[start DATA SUPPLIED]

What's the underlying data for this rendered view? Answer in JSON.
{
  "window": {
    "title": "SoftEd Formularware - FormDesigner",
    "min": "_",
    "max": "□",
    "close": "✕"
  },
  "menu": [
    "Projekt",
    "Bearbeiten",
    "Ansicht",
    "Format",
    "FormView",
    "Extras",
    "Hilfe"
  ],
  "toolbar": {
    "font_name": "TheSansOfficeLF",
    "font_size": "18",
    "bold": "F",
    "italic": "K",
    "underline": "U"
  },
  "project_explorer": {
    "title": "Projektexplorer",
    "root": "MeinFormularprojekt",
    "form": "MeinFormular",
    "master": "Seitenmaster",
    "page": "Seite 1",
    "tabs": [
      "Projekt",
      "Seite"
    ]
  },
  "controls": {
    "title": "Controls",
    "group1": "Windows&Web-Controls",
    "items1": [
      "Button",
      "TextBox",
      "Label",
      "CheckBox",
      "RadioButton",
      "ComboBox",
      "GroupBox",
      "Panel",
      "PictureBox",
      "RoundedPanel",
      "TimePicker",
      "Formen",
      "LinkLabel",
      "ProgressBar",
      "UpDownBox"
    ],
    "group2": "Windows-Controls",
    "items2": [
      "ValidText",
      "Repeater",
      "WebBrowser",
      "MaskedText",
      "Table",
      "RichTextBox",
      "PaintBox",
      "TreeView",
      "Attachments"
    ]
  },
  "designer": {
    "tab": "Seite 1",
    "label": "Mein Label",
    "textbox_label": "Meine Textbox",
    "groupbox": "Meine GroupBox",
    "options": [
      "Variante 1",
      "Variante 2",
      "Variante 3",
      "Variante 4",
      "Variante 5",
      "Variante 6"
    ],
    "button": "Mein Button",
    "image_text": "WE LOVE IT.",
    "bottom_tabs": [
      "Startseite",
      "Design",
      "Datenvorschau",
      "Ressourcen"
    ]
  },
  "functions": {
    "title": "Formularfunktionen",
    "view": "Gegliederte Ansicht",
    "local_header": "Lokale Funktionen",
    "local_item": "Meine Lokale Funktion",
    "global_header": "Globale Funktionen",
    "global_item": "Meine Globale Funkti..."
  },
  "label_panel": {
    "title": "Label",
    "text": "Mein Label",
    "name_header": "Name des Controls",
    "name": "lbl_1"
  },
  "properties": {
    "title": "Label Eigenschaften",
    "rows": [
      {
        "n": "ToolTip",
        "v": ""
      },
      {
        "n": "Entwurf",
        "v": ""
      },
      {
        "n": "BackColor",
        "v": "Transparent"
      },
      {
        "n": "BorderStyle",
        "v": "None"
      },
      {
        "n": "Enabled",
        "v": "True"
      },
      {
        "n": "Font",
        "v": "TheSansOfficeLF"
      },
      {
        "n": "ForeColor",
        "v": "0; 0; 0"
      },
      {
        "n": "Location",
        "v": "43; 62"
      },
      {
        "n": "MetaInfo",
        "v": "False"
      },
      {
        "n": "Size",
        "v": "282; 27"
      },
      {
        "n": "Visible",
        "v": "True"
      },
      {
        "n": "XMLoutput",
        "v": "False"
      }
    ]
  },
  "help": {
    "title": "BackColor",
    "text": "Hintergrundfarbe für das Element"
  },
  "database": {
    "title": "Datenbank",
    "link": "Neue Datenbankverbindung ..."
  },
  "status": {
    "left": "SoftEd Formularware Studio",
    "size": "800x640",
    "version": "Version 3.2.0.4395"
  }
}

[end DATA SUPPLIED]

**PROBLEM DETAILS:** Each entry above is to be printed again exactly.

**ANSWER TO THE TASK:**
What's the underlying data for this rendered view? Answer in JSON.
{
  "window": {
    "title": "SoftEd Formularware - FormDesigner",
    "min": "_",
    "max": "□",
    "close": "✕"
  },
  "menu": [
    "Projekt",
    "Bearbeiten",
    "Ansicht",
    "Format",
    "FormView",
    "Extras",
    "Hilfe"
  ],
  "toolbar": {
    "font_name": "TheSansOfficeLF",
    "font_size": "18",
    "bold": "F",
    "italic": "K",
    "underline": "U"
  },
  "project_explorer": {
    "title": "Projektexplorer",
    "root": "MeinFormularprojekt",
    "form": "MeinFormular",
    "master": "Seitenmaster",
    "page": "Seite 1",
    "tabs": [
      "Projekt",
      "Seite"
    ]
  },
  "controls": {
    "title": "Controls",
    "group1": "Windows&Web-Controls",
    "items1": [
      "Button",
      "TextBox",
      "Label",
      "CheckBox",
      "RadioButton",
      "ComboBox",
      "GroupBox",
      "Panel",
      "PictureBox",
      "RoundedPanel",
      "TimePicker",
      "Formen",
      "LinkLabel",
      "ProgressBar",
      "UpDownBox"
    ],
    "group2": "Windows-Controls",
    "items2": [
      "ValidText",
      "Repeater",
      "WebBrowser",
      "MaskedText",
      "Table",
      "RichTextBox",
      "PaintBox",
      "TreeView",
      "Attachments"
    ]
  },
  "designer": {
    "tab": "Seite 1",
    "label": "Mein Label",
    "textbox_label": "Meine Textbox",
    "groupbox": "Meine GroupBox",
    "options": [
      "Variante 1",
      "Variante 2",
      "Variante 3",
      "Variante 4",
      "Variante 5",
      "Variante 6"
    ],
    "button": "Mein Button",
    "image_text": "WE LOVE IT.",
    "bottom_tabs": [
      "Startseite",
      "Design",
      "Datenvorschau",
      "Ressourcen"
    ]
  },
  "functions": {
    "title": "Formularfunktionen",
    "view": "Gegliederte Ansicht",
    "local_header": "Lokale Funktionen",
    "local_item": "Meine Lokale Funktion",
    "global_header": "Globale Funktionen",
    "global_item": "Meine Globale Funkti..."
  },
  "label_panel": {
    "title": "Label",
    "text": "Mein Label",
    "name_header": "Name des Controls",
    "name": "lbl_1"
  },
  "properties": {
    "title": "Label Eigenschaften",
    "rows": [
      {
        "n": "ToolTip",
        "v": ""
      },
      {
        "n": "Entwurf",
        "v": ""
      },
      {
        "n": "BackColor",
        "v": "Transparent"
      },
      {
        "n": "BorderStyle",
        "v": "None"
      },
      {
        "n": "Enabled",
        "v": "True"
      },
      {
        "n": "Font",
        "v": "TheSansOfficeLF"
      },
      {
        "n": "ForeColor",
        "v": "0; 0; 0"
      },
      {
        "n": "Location",
        "v": "43; 62"
      },
      {
        "n": "MetaInfo",
        "v": "False"
      },
      {
        "n": "Size",
        "v": "282; 27"
      },
      {
        "n": "Visible",
        "v": "True"
      },
      {
        "n": "XMLoutput",
        "v": "False"
      }
    ]
  },
  "help": {
    "title": "BackColor",
    "text": "Hintergrundfarbe für das Element"
  },
  "database": {
    "title": "Datenbank",
    "link": "Neue Datenbankverbindung ..."
  },
  "status": {
    "left": "SoftEd Formularware Studio",
    "size": "800x640",
    "version": "Version 3.2.0.4395"
  }
}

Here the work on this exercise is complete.